### Exercise directions
Print out the material that follows word for word.

>> BEGIN Supplied information

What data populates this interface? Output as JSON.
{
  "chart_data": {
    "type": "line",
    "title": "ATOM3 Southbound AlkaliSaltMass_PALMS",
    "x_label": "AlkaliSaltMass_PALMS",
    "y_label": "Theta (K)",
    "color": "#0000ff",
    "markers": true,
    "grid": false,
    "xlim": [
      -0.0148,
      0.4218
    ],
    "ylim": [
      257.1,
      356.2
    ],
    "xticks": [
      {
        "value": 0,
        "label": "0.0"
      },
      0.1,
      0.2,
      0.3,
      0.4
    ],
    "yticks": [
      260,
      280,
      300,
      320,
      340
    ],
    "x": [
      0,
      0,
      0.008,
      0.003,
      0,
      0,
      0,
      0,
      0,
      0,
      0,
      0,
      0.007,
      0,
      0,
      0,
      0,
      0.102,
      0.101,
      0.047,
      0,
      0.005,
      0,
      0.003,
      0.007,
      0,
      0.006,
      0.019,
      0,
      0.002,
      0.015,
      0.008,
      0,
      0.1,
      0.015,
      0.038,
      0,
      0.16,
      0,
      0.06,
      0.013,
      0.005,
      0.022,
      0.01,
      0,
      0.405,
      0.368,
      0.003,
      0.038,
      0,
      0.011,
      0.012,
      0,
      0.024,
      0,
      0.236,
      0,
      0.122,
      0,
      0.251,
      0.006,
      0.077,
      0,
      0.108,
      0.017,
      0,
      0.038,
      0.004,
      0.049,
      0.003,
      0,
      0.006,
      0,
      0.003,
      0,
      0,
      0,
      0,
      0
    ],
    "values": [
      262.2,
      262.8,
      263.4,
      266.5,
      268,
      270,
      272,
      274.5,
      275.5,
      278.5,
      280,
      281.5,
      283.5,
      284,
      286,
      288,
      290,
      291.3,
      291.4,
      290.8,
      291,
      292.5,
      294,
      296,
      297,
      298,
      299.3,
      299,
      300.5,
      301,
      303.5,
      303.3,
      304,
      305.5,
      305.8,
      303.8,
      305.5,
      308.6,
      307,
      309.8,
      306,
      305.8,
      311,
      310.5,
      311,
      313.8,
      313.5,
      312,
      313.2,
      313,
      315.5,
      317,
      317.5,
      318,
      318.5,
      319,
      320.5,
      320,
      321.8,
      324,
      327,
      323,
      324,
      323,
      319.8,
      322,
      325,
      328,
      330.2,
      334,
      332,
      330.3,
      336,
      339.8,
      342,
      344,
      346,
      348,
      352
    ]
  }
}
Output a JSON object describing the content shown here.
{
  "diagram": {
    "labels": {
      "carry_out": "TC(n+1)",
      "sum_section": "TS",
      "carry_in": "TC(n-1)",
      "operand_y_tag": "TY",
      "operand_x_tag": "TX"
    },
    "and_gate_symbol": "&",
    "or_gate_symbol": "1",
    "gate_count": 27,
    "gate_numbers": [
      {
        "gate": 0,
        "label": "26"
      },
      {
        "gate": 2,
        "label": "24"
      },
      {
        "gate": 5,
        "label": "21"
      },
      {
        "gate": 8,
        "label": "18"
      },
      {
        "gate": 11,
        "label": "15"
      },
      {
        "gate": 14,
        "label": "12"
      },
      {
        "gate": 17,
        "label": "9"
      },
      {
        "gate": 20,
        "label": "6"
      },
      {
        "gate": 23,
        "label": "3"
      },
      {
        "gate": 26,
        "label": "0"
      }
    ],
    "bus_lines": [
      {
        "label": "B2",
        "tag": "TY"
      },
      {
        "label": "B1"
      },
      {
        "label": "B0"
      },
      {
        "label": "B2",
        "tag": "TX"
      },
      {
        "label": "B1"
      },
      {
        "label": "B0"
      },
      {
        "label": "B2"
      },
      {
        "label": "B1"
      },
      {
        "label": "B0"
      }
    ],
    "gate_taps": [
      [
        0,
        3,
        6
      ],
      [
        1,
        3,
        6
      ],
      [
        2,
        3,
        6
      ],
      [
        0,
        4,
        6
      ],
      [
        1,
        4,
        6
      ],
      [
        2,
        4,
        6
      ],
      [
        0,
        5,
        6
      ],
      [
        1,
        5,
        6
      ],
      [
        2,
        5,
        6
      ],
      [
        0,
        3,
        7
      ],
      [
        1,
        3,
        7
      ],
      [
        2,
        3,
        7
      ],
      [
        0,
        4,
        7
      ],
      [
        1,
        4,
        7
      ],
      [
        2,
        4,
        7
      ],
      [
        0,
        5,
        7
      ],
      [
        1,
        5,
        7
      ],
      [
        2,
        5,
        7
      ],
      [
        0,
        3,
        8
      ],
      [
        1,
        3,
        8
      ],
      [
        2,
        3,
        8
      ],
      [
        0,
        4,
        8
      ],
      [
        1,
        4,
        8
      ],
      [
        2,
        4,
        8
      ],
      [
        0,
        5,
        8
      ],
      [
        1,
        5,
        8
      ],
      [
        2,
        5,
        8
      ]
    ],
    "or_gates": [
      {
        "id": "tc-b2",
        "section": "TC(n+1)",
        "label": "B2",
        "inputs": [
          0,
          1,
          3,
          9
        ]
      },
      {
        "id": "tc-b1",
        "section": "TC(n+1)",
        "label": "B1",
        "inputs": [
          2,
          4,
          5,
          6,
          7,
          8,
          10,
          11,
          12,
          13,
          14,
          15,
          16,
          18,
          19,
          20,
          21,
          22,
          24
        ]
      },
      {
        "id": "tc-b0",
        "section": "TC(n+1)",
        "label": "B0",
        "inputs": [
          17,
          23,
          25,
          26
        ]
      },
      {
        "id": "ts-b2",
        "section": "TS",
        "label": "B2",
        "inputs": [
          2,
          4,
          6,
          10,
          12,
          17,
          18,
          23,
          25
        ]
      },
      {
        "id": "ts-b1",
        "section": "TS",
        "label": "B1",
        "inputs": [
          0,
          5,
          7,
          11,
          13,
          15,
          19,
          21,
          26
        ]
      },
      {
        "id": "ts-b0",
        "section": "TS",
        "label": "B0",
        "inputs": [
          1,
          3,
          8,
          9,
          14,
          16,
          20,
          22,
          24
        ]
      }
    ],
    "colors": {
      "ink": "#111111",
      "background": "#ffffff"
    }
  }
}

>> END Supplied information

### Complete output
What data populates this interface? Output as JSON.
{
  "chart_data": {
    "type": "line",
    "title": "ATOM3 Southbound AlkaliSaltMass_PALMS",
    "x_label": "AlkaliSaltMass_PALMS",
    "y_label": "Theta (K)",
    "color": "#0000ff",
    "markers": true,
    "grid": false,
    "xlim": [
      -0.0148,
      0.4218
    ],
    "ylim": [
      257.1,
      356.2
    ],
    "xticks": [
      {
        "value": 0,
        "label": "0.0"
      },
      0.1,
      0.2,
      0.3,
      0.4
    ],
    "yticks": [
      260,
      280,
      300,
      320,
      340
    ],
    "x": [
      0,
      0,
      0.008,
      0.003,
      0,
      0,
      0,
      0,
      0,
      0,
      0,
      0,
      0.007,
      0,
      0,
      0,
      0,
      0.102,
      0.101,
      0.047,
      0,
      0.005,
      0,
      0.003,
      0.007,
      0,
      0.006,
      0.019,
      0,
      0.002,
      0.015,
      0.008,
      0,
      0.1,
      0.015,
      0.038,
      0,
      0.16,
      0,
      0.06,
      0.013,
      0.005,
      0.022,
      0.01,
      0,
      0.405,
      0.368,
      0.003,
      0.038,
      0,
      0.011,
      0.012,
      0,
      0.024,
      0,
      0.236,
      0,
      0.122,
      0,
      0.251,
      0.006,
      0.077,
      0,
      0.108,
      0.017,
      0,
      0.038,
      0.004,
      0.049,
      0.003,
      0,
      0.006,
      0,
      0.003,
      0,
      0,
      0,
      0,
      0
    ],
    "values": [
      262.2,
      262.8,
      263.4,
      266.5,
      268,
      270,
      272,
      274.5,
      275.5,
      278.5,
      280,
      281.5,
      283.5,
      284,
      286,
      288,
      290,
      291.3,
      291.4,
      290.8,
      291,
      292.5,
      294,
      296,
      297,
      298,
      299.3,
      299,
      300.5,
      301,
      303.5,
      303.3,
      304,
      305.5,
      305.8,
      303.8,
      305.5,
      308.6,
      307,
      309.8,
      306,
      305.8,
      311,
      310.5,
      311,
      313.8,
      313.5,
      312,
      313.2,
      313,
      315.5,
      317,
      317.5,
      318,
      318.5,
      319,
      320.5,
      320,
      321.8,
      324,
      327,
      323,
      324,
      323,
      319.8,
      322,
      325,
      328,
      330.2,
      334,
      332,
      330.3,
      336,
      339.8,
      342,
      344,
      346,
      348,
      352
    ]
  }
}
Output a JSON object describing the content shown here.
{
  "diagram": {
    "labels": {
      "carry_out": "TC(n+1)",
      "sum_section": "TS",
      "carry_in": "TC(n-1)",
      "operand_y_tag": "TY",
      "operand_x_tag": "TX"
    },
    "and_gate_symbol": "&",
    "or_gate_symbol": "1",
    "gate_count": 27,
    "gate_numbers": [
      {
        "gate": 0,
        "label": "26"
      },
      {
        "gate": 2,
        "label": "24"
      },
      {
        "gate": 5,
        "label": "21"
      },
      {
        "gate": 8,
        "label": "18"
      },
      {
        "gate": 11,
        "label": "15"
      },
      {
        "gate": 14,
        "label": "12"
      },
      {
        "gate": 17,
        "label": "9"
      },
      {
        "gate": 20,
        "label": "6"
      },
      {
        "gate": 23,
        "label": "3"
      },
      {
        "gate": 26,
        "label": "0"
      }
    ],
    "bus_lines": [
      {
        "label": "B2",
        "tag": "TY"
      },
      {
        "label": "B1"
      },
      {
        "label": "B0"
      },
      {
        "label": "B2",
        "tag": "TX"
      },
      {
        "label": "B1"
      },
      {
        "label": "B0"
      },
      {
        "label": "B2"
      },
      {
        "label": "B1"
      },
      {
        "label": "B0"
      }
    ],
    "gate_taps": [
      [
        0,
        3,
        6
      ],
      [
        1,
        3,
        6
      ],
      [
        2,
        3,
        6
      ],
      [
        0,
        4,
        6
      ],
      [
        1,
        4,
        6
      ],
      [
        2,
        4,
        6
      ],
      [
        0,
        5,
        6
      ],
      [
        1,
        5,
        6
      ],
      [
        2,
        5,
        6
      ],
      [
        0,
        3,
        7
      ],
      [
        1,
        3,
        7
      ],
      [
        2,
        3,
        7
      ],
      [
        0,
        4,
        7
      ],
      [
        1,
        4,
        7
      ],
      [
        2,
        4,
        7
      ],
      [
        0,
        5,
        7
      ],
      [
        1,
        5,
        7
      ],
      [
        2,
        5,
        7
      ],
      [
        0,
        3,
        8
      ],
      [
        1,
        3,
        8
      ],
      [
        2,
        3,
        8
      ],
      [
        0,
        4,
        8
      ],
      [
        1,
        4,
        8
      ],
      [
        2,
        4,
        8
      ],
      [
        0,
        5,
        8
      ],
      [
        1,
        5,
        8
      ],
      [
        2,
        5,
        8
      ]
    ],
    "or_gates": [
      {
        "id": "tc-b2",
        "section": "TC(n+1)",
        "label": "B2",
        "inputs": [
          0,
          1,
          3,
          9
        ]
      },
      {
        "id": "tc-b1",
        "section": "TC(n+1)",
        "label": "B1",
        "inputs": [
          2,
          4,
          5,
          6,
          7,
          8,
          10,
          11,
          12,
          13,
          14,
          15,
          16,
          18,
          19,
          20,
          21,
          22,
          24
        ]
      },
      {
        "id": "tc-b0",
        "section": "TC(n+1)",
        "label": "B0",
        "inputs": [
          17,
          23,
          25,
          26
        ]
      },
      {
        "id": "ts-b2",
        "section": "TS",
        "label": "B2",
        "inputs": [
          2,
          4,
          6,
          10,
          12,
          17,
          18,
          23,
          25
        ]
      },
      {
        "id": "ts-b1",
        "section": "TS",
        "label": "B1",
        "inputs": [
          0,
          5,
          7,
          11,
          13,
          15,
          19,
          21,
          26
        ]
      },
      {
        "id": "ts-b0",
        "section": "TS",
        "label": "B0",
        "inputs": [
          1,
          3,
          8,
          9,
          14,
          16,
          20,
          22,
          24
        ]
      }
    ],
    "colors": {
      "ink": "#111111",
      "background": "#ffffff"
    }
  }
}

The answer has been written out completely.